PROBLEM REQUIREMENTS => Please transcribe the data that follows without the pictures, keeping every word the same.

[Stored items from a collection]
-=-=-=-=-

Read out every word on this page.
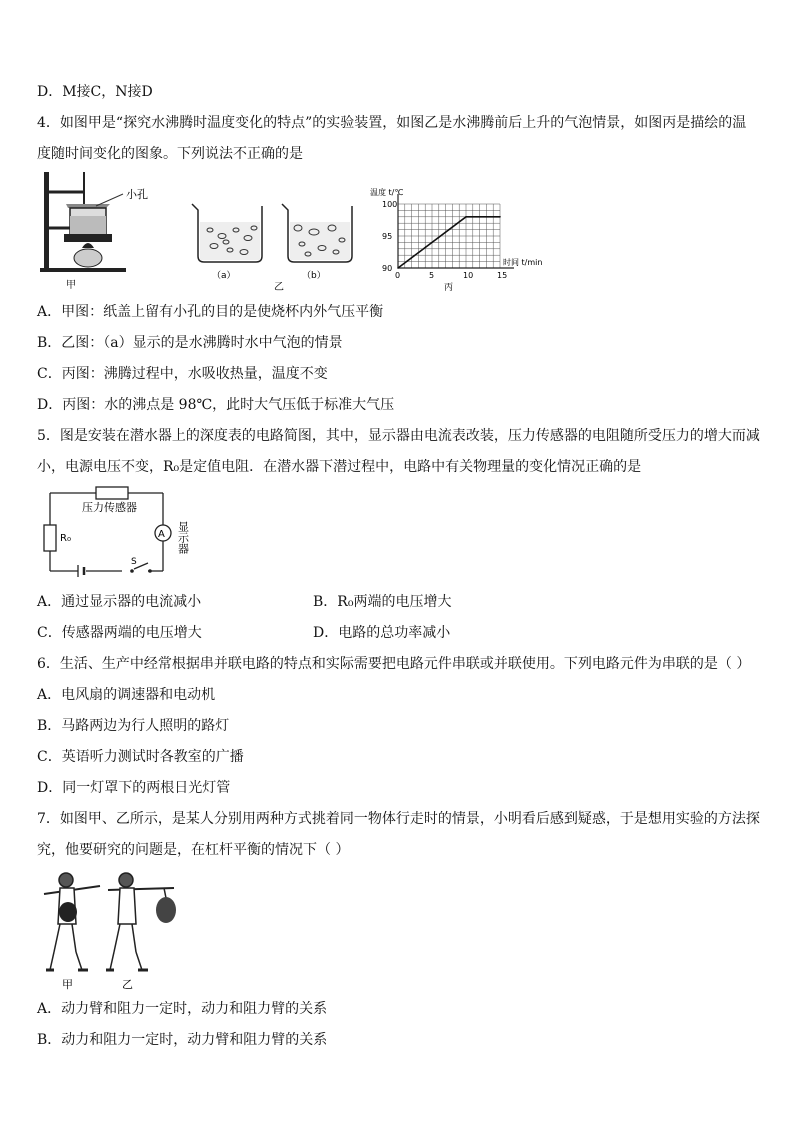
D．M接C，N接D
4．如图甲是“探究水沸腾时温度变化的特点”的实验装置，如图乙是水沸腾前后上升的气泡情景，如图丙是描绘的温
度随时间变化的图象。下列说法不正确的是
小孔
甲
（a）	（b）
乙
温度 t/℃
时间 t/min
丙
90
95
100
0	5	10	15
A．甲图：纸盖上留有小孔的目的是使烧杯内外气压平衡
B．乙图：（a）显示的是水沸腾时水中气泡的情景
C．丙图：沸腾过程中，水吸收热量，温度不变
D．丙图：水的沸点是 98℃，此时大气压低于标准大气压
5．图是安装在潜水器上的深度表的电路简图，其中，显示器由电流表改装，压力传感器的电阻随所受压力的增大而减
小，电源电压不变，R₀是定值电阻．在潜水器下潜过程中，电路中有关物理量的变化情况正确的是
A
压力传感器
R₀
S
显示器
A．通过显示器的电流减小	B．R₀两端的电压增大
C．传感器两端的电压增大	D．电路的总功率减小
6．生活、生产中经常根据串并联电路的特点和实际需要把电路元件串联或并联使用。下列电路元件为串联的是（ ）
A．电风扇的调速器和电动机
B．马路两边为行人照明的路灯
C．英语听力测试时各教室的广播
D．同一灯罩下的两根日光灯管
7．如图甲、乙所示，是某人分别用两种方式挑着同一物体行走时的情景，小明看后感到疑惑，于是想用实验的方法探
究，他要研究的问题是，在杠杆平衡的情况下（ ）
甲	乙
A．动力臂和阻力一定时，动力和阻力臂的关系
B．动力和阻力一定时，动力臂和阻力臂的关系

-=-=-=-=-

SOLVED EXERCISE =>
Read out every word on this page.
D．M接C，N接D
4．如图甲是“探究水沸腾时温度变化的特点”的实验装置，如图乙是水沸腾前后上升的气泡情景，如图丙是描绘的温
度随时间变化的图象。下列说法不正确的是
小孔
甲
（a）	（b）
乙
温度 t/℃
时间 t/min
丙
90
95
100
0	5	10	15
A．甲图：纸盖上留有小孔的目的是使烧杯内外气压平衡
B．乙图：（a）显示的是水沸腾时水中气泡的情景
C．丙图：沸腾过程中，水吸收热量，温度不变
D．丙图：水的沸点是 98℃，此时大气压低于标准大气压
5．图是安装在潜水器上的深度表的电路简图，其中，显示器由电流表改装，压力传感器的电阻随所受压力的增大而减
小，电源电压不变，R₀是定值电阻．在潜水器下潜过程中，电路中有关物理量的变化情况正确的是
A
压力传感器
R₀
S
显示器
A．通过显示器的电流减小	B．R₀两端的电压增大
C．传感器两端的电压增大	D．电路的总功率减小
6．生活、生产中经常根据串并联电路的特点和实际需要把电路元件串联或并联使用。下列电路元件为串联的是（ ）
A．电风扇的调速器和电动机
B．马路两边为行人照明的路灯
C．英语听力测试时各教室的广播
D．同一灯罩下的两根日光灯管
7．如图甲、乙所示，是某人分别用两种方式挑着同一物体行走时的情景，小明看后感到疑惑，于是想用实验的方法探
究，他要研究的问题是，在杠杆平衡的情况下（ ）
甲	乙
A．动力臂和阻力一定时，动力和阻力臂的关系
B．动力和阻力一定时，动力臂和阻力臂的关系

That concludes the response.